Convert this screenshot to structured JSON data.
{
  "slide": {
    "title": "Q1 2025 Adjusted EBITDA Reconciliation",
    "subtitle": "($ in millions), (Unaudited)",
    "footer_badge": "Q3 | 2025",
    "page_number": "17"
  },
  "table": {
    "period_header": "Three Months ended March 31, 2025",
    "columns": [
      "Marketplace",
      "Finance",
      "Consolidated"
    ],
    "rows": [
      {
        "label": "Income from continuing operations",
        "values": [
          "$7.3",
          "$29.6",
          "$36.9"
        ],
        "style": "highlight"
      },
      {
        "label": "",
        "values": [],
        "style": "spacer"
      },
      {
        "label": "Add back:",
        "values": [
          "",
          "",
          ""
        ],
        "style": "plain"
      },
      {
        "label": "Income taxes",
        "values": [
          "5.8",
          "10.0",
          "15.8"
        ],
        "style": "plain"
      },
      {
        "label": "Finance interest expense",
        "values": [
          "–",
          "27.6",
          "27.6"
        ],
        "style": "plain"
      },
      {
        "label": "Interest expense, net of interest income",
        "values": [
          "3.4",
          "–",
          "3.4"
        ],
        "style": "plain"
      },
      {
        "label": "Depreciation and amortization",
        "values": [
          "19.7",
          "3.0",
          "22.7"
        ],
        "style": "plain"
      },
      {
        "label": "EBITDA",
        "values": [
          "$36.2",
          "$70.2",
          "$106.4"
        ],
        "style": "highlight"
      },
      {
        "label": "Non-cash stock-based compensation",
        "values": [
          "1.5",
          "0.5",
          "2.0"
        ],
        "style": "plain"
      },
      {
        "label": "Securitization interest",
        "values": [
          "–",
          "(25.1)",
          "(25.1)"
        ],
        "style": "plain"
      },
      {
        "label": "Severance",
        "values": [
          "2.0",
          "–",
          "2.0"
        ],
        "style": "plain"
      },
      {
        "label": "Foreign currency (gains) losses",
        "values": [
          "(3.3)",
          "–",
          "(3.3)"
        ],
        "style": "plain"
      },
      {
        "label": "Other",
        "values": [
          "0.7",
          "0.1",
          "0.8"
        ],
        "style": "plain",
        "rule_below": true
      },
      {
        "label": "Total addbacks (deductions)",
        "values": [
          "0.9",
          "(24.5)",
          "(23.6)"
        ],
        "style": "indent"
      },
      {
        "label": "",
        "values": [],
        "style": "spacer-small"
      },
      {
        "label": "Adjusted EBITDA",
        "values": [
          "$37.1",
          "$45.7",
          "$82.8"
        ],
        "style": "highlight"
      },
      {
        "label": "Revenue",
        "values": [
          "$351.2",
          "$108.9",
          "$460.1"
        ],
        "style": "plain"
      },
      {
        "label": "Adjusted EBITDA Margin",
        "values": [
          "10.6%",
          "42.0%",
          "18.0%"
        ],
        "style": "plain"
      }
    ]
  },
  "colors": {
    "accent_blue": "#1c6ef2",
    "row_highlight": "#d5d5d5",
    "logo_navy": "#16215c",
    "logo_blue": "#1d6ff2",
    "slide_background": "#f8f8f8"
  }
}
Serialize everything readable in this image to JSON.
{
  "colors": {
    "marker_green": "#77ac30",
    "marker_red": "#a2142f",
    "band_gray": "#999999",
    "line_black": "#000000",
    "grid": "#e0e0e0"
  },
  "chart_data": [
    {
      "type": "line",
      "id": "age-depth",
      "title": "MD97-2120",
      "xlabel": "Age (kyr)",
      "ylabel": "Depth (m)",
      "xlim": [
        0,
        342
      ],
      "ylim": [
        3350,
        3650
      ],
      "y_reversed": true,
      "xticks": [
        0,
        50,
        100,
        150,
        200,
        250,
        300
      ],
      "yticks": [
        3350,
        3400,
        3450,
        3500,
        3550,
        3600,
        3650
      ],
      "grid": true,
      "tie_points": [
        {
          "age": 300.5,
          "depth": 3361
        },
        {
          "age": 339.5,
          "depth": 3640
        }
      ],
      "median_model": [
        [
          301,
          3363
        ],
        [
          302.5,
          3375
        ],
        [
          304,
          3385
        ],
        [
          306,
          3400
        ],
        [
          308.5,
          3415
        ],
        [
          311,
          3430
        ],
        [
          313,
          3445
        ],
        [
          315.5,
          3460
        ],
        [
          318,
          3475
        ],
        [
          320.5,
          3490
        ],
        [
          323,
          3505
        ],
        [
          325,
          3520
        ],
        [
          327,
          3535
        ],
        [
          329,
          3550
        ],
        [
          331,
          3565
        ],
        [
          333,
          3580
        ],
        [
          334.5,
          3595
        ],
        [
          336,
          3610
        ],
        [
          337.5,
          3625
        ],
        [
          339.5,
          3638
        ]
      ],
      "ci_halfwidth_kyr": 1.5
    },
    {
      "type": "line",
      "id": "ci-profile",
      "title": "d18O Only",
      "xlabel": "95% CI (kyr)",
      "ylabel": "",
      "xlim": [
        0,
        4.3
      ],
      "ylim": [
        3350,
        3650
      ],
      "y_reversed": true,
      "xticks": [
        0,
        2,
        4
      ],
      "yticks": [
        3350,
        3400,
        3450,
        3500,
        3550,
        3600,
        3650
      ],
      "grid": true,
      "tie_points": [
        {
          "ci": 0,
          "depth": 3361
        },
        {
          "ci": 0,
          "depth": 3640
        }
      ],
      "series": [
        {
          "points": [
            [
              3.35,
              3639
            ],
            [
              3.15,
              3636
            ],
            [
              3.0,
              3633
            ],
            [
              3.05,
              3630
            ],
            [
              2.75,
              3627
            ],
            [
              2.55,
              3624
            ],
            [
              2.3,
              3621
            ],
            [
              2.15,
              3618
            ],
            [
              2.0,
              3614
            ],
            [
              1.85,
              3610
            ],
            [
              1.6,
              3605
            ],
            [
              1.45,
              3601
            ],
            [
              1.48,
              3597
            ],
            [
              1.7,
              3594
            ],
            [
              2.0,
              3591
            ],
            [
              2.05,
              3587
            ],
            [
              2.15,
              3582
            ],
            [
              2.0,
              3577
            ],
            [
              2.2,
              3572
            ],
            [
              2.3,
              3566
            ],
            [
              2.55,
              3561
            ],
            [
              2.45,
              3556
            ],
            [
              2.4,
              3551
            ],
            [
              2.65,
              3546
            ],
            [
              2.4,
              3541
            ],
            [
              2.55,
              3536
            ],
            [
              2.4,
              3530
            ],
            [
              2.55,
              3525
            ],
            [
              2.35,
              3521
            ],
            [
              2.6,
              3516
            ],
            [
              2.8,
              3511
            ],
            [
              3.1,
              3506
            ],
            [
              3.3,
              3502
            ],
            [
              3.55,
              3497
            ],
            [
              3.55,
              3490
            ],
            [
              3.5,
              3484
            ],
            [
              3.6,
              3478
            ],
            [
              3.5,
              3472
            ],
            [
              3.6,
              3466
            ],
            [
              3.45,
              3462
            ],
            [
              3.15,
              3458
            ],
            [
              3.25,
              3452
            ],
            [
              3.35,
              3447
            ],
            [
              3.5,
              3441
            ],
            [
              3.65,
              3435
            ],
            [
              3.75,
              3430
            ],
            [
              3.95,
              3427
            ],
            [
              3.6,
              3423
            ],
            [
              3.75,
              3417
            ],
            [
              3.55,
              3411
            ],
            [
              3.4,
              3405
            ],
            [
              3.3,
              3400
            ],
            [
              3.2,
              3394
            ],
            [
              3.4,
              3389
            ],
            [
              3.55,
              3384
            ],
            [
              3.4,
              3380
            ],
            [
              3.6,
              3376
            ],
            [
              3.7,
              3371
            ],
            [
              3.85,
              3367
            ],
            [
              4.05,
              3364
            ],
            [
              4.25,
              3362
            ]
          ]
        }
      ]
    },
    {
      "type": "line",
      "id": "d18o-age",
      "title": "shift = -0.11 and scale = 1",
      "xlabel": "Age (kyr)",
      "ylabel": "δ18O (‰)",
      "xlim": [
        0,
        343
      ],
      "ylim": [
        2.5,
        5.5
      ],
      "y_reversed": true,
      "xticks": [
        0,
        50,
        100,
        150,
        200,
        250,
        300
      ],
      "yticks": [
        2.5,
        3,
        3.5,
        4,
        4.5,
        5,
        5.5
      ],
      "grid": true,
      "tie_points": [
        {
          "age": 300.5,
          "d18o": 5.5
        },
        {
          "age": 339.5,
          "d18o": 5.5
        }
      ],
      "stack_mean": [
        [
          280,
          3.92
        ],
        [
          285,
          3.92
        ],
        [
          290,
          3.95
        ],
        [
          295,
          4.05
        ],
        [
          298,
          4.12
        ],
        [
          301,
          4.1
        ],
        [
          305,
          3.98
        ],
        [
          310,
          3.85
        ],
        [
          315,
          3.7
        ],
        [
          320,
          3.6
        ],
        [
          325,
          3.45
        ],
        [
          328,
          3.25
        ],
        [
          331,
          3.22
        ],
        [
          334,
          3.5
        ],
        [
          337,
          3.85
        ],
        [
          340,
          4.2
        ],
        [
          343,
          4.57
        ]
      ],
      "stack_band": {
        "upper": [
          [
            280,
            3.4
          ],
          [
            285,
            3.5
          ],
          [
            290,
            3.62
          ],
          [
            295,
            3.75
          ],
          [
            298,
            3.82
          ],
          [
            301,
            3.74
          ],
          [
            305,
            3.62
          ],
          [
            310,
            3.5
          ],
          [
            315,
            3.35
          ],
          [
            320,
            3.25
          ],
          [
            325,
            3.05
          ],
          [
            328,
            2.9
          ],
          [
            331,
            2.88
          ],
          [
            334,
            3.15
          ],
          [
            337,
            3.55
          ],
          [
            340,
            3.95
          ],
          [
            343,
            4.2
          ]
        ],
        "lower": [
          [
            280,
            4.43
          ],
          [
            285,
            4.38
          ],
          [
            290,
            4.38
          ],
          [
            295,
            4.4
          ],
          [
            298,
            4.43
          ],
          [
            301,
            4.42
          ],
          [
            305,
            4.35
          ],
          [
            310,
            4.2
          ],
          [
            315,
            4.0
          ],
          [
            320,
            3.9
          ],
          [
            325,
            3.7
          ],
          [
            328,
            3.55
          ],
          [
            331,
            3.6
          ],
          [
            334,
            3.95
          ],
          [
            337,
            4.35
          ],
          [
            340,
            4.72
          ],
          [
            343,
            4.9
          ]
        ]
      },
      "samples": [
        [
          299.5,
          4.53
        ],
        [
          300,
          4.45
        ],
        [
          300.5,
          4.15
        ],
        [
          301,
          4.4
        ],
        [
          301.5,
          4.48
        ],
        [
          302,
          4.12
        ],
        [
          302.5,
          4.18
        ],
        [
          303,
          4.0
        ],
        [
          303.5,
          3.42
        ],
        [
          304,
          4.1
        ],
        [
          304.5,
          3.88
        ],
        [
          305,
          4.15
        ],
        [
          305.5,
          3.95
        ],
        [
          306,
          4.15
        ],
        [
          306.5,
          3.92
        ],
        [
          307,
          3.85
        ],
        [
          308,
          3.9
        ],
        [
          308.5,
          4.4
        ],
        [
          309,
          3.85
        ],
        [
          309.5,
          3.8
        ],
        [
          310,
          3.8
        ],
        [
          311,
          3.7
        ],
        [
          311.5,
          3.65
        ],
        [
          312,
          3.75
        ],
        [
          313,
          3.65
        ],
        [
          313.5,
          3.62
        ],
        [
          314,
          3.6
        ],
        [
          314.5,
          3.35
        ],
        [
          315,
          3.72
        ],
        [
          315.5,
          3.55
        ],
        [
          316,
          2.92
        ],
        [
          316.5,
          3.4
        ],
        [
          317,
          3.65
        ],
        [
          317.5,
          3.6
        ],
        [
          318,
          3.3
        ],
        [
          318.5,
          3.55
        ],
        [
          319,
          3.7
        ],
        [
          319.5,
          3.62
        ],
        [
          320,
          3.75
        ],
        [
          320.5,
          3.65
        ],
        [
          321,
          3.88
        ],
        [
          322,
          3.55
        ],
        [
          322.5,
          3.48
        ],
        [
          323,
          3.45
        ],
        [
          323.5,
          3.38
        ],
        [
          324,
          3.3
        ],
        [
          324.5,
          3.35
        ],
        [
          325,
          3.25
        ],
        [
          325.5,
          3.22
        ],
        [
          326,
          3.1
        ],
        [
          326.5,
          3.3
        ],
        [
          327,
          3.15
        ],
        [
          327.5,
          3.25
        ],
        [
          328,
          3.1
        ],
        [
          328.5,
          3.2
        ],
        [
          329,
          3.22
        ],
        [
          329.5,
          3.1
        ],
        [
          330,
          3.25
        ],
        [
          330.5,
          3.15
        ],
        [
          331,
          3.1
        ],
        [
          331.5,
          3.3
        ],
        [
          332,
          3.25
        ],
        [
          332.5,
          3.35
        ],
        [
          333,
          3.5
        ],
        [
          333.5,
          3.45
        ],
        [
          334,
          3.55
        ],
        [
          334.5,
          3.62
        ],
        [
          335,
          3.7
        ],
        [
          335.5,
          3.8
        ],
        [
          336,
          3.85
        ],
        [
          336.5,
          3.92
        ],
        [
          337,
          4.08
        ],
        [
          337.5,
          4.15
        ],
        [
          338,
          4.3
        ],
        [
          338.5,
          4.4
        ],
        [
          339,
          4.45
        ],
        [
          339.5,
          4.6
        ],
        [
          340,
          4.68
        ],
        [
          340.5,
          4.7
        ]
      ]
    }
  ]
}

§

• _TASK DETAILS_
Find the word "expense" in the entries, and copy every line it shows up in.

• _WORKED ANSWER_
        "label": "Finance interest expense",
        "label": "Interest expense, net of interest income",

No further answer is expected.